> Task
Sort through the entries below and pull out lines containing the word "this".

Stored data

☆ ☆ ☆ ☆ ☆ ☆ ☆

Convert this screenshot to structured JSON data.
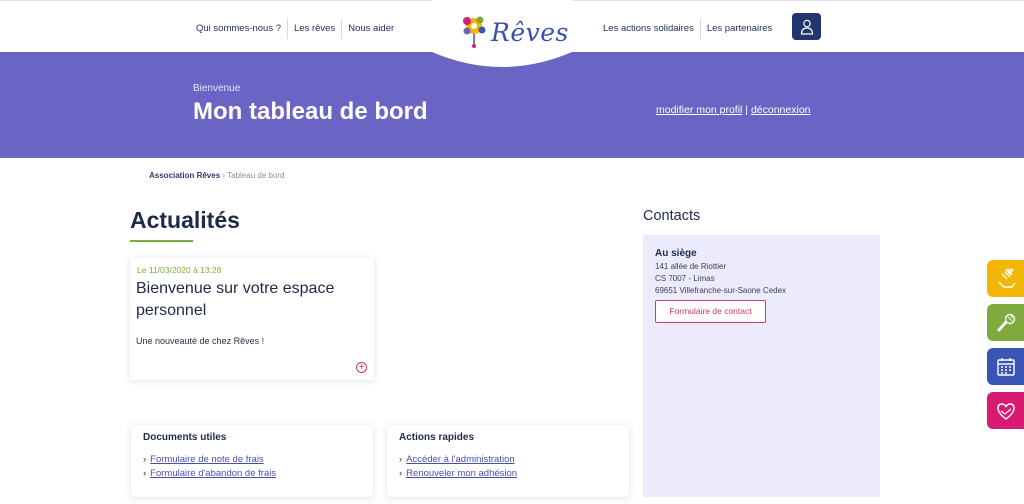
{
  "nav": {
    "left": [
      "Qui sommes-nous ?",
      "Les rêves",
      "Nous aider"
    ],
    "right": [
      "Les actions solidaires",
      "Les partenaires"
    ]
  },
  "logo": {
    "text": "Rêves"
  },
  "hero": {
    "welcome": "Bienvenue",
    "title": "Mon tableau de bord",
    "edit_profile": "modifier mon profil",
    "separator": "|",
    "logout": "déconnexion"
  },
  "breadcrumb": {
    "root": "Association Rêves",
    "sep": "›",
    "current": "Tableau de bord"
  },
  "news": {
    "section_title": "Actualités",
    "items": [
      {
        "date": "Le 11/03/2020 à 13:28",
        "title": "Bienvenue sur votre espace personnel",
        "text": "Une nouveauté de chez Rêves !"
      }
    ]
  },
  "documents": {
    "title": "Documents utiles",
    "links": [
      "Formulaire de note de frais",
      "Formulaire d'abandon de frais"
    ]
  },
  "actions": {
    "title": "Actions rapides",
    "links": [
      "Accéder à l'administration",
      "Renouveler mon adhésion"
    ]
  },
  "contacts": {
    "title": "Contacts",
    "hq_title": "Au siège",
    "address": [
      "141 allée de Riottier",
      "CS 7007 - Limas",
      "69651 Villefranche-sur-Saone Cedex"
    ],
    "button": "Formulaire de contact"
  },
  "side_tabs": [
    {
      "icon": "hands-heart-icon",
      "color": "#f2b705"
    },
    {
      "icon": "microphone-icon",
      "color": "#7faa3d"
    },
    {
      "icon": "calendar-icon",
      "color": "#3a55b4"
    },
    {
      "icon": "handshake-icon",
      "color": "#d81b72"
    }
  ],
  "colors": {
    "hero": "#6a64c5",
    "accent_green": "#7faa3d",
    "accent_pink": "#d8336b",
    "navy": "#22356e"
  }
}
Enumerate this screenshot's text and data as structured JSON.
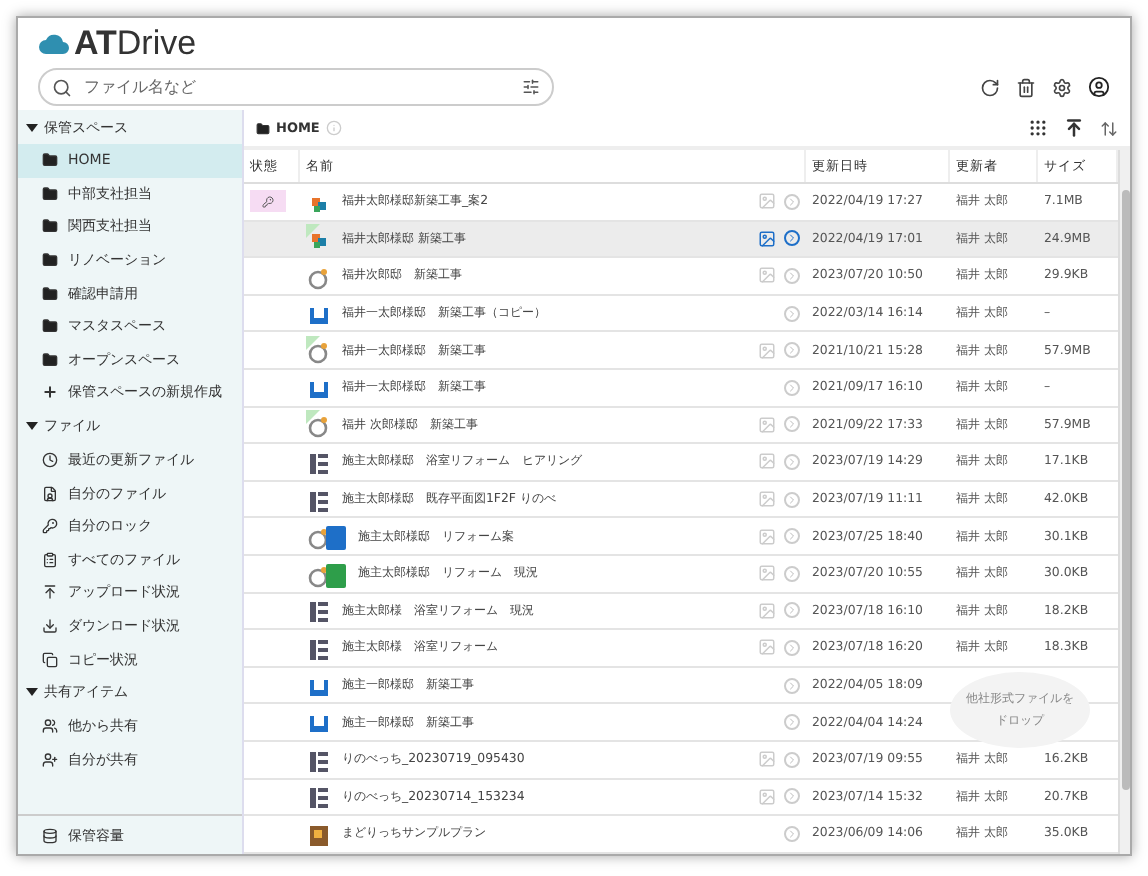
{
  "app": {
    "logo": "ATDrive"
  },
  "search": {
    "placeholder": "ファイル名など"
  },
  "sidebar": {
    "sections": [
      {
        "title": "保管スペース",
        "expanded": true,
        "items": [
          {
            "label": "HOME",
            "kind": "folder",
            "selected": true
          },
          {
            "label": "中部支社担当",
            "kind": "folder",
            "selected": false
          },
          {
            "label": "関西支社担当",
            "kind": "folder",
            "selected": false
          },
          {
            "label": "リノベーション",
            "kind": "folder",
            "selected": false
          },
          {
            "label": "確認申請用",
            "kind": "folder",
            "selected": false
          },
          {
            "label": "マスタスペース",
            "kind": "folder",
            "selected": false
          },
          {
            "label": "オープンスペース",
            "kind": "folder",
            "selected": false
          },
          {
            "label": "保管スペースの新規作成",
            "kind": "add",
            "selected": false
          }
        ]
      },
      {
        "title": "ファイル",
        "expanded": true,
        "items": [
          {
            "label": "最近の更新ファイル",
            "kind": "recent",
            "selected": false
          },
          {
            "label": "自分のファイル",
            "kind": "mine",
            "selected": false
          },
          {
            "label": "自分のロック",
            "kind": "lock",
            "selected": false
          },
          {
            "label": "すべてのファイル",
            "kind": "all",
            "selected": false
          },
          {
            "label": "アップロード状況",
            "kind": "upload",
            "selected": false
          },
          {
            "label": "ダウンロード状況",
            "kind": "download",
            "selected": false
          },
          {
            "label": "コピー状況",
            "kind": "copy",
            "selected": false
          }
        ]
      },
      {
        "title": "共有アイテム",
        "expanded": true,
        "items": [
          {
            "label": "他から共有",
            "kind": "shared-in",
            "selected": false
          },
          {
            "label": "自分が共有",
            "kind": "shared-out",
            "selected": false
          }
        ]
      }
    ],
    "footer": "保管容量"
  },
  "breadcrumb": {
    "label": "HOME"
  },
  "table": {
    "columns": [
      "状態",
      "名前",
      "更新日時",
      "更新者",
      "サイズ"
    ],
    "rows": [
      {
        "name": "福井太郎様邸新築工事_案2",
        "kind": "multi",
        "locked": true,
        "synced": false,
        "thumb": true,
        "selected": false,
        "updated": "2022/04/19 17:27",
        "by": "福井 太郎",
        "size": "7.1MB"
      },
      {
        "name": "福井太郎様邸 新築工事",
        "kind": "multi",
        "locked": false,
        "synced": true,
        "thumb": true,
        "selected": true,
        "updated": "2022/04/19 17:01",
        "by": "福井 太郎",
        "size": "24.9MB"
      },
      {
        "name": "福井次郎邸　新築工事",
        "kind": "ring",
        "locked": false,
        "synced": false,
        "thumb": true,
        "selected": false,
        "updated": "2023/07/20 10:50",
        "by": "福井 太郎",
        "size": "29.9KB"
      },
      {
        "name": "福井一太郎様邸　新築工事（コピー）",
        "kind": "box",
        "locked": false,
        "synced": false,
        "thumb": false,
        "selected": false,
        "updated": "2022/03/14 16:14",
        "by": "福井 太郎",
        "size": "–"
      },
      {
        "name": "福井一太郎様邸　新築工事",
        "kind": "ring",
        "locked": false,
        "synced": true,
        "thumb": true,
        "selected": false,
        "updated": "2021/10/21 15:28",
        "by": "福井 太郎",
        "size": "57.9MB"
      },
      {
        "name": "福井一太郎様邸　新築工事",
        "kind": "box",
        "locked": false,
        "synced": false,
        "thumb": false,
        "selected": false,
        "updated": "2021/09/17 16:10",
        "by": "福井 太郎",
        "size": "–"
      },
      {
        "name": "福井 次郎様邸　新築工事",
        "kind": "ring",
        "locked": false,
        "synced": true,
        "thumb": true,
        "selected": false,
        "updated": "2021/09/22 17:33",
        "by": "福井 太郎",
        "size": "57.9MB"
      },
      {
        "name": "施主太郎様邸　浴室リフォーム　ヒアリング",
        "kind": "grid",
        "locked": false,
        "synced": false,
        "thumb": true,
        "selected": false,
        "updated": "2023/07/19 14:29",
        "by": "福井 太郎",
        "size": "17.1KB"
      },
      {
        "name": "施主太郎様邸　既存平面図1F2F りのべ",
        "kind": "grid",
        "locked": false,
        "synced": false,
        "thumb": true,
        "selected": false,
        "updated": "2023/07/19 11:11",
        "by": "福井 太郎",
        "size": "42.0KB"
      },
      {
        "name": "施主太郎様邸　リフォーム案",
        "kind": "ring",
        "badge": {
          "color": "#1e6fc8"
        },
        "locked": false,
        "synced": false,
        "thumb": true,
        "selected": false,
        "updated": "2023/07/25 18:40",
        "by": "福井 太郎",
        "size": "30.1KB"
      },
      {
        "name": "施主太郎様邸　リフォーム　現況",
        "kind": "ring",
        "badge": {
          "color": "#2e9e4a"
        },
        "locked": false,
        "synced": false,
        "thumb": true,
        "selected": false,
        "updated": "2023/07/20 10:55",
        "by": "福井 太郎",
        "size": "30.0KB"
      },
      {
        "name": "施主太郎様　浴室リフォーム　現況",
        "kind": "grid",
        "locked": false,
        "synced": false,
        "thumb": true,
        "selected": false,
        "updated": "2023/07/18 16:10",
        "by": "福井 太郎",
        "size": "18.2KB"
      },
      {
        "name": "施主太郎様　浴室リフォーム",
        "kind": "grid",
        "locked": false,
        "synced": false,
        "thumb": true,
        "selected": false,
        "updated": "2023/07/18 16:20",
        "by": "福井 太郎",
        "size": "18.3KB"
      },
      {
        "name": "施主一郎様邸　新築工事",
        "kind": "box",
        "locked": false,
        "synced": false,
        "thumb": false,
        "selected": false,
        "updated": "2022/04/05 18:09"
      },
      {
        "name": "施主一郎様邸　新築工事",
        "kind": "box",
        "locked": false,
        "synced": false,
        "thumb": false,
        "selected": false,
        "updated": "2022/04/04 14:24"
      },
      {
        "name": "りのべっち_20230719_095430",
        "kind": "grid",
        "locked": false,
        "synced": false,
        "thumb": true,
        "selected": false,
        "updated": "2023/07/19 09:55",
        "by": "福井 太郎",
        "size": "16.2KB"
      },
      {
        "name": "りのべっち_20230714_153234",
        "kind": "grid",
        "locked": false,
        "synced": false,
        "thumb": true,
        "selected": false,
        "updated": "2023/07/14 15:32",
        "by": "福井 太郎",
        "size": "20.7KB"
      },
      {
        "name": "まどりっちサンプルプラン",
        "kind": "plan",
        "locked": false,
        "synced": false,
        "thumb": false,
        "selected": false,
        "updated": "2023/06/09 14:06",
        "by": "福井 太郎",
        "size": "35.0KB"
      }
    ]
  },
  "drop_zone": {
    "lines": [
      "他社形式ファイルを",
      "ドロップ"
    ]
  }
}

☆ ☆ ☆ ☆ ☆ ☆ ☆

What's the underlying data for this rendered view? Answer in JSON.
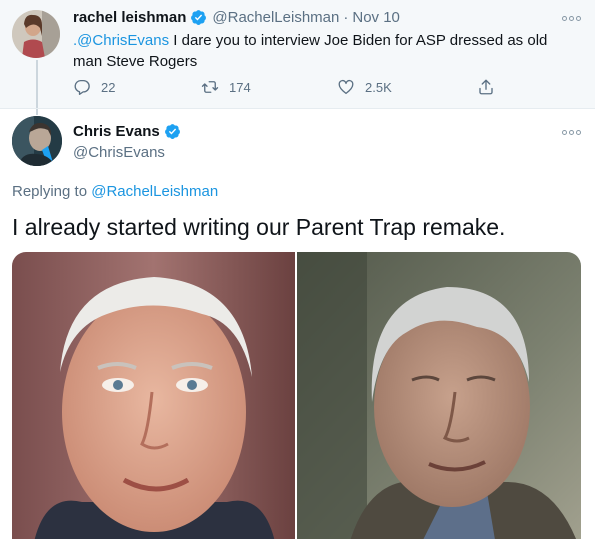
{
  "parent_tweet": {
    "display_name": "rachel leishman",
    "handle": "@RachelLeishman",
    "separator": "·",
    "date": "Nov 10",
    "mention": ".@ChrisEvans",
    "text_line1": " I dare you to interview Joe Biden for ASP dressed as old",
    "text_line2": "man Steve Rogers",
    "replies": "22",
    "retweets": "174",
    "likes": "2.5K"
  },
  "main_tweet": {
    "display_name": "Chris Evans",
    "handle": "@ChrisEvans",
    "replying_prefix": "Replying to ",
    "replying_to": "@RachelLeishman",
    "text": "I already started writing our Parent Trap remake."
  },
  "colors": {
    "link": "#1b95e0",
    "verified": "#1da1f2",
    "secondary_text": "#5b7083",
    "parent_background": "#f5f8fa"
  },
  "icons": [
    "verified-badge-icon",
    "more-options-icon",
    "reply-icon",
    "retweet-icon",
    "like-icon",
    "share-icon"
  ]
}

☆ ☆ ☆ ☆ ☆ ☆ ☆

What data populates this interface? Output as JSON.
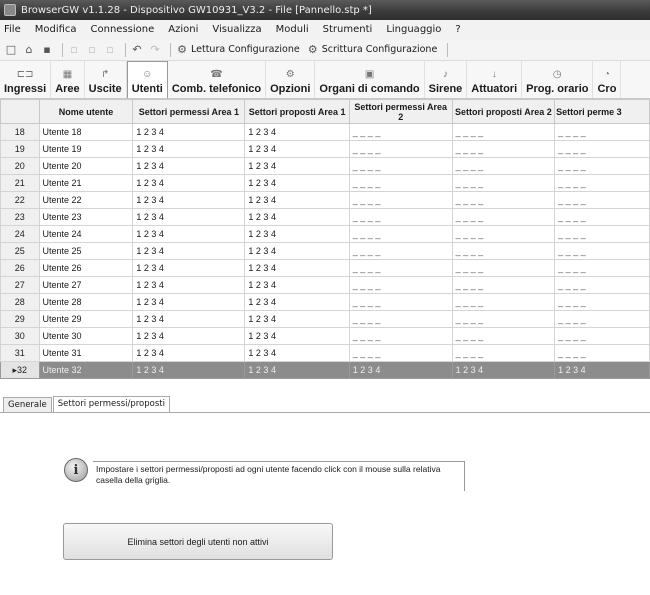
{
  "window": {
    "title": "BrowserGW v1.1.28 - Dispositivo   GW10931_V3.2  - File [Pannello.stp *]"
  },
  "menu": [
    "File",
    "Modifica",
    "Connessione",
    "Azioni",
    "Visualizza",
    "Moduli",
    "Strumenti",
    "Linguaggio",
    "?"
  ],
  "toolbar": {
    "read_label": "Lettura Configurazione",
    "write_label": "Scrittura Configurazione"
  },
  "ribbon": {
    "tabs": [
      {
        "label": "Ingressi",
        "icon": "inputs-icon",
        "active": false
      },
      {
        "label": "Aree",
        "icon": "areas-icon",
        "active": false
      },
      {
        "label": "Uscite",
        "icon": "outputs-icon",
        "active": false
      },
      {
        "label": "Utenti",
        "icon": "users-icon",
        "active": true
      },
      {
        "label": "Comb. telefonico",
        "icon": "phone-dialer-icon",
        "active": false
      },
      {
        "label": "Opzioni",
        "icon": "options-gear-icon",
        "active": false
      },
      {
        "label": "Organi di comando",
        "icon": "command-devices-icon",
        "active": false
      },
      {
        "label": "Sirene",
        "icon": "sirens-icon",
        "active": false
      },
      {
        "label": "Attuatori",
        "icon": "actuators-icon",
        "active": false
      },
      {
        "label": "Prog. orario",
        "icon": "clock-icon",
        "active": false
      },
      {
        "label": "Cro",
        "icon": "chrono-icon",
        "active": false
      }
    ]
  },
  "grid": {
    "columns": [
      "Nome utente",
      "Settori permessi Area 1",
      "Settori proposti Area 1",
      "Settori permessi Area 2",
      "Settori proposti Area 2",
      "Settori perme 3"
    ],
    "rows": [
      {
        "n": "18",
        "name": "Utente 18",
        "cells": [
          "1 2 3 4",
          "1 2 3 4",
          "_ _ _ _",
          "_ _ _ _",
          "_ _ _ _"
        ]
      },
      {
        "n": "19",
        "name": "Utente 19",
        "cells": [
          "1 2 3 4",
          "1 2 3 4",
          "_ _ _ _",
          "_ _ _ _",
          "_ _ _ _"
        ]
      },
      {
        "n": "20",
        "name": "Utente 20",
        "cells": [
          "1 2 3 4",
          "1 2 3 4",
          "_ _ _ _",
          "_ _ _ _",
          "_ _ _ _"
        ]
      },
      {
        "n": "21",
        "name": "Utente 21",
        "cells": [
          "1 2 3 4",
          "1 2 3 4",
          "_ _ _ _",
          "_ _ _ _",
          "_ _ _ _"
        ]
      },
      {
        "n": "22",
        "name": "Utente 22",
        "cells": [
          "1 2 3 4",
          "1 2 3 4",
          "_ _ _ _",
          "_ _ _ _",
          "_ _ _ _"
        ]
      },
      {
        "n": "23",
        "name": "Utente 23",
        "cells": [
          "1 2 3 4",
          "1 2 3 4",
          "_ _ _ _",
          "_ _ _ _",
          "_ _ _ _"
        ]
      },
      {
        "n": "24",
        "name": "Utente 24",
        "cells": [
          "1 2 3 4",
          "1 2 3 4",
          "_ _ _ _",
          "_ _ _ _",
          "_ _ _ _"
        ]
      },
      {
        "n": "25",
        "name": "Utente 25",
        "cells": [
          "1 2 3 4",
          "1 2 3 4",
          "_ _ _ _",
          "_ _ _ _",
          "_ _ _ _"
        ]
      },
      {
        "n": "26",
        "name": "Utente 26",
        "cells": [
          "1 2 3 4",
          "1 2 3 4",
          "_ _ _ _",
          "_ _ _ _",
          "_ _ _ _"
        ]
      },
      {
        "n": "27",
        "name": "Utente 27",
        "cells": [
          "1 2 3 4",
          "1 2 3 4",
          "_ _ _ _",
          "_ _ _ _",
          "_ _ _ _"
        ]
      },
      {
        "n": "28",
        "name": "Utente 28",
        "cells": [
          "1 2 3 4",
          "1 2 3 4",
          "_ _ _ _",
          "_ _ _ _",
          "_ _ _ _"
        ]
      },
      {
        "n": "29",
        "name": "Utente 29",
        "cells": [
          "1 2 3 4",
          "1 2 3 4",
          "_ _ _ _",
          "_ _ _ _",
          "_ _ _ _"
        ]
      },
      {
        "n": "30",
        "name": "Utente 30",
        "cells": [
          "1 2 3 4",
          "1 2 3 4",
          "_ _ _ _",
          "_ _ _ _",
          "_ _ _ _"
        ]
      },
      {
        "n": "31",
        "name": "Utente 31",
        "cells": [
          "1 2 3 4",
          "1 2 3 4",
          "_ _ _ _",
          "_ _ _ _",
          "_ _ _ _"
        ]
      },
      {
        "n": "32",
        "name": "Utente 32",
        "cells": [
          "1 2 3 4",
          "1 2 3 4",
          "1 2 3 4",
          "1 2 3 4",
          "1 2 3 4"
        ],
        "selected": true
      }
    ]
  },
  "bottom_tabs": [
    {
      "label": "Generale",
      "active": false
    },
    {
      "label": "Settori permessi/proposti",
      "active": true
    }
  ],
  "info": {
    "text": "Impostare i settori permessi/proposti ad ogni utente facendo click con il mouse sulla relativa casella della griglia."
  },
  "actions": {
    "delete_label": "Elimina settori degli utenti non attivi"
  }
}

☆ ☆ ☆ ☆ ☆ ☆ ☆

> Response
Convert this screenshot to structured JSON data.
Enumerate this screenshot's text and data as structured JSON.
What's the underlying data for this rendered view? Answer in JSON.
What data populates this interface? Output as JSON.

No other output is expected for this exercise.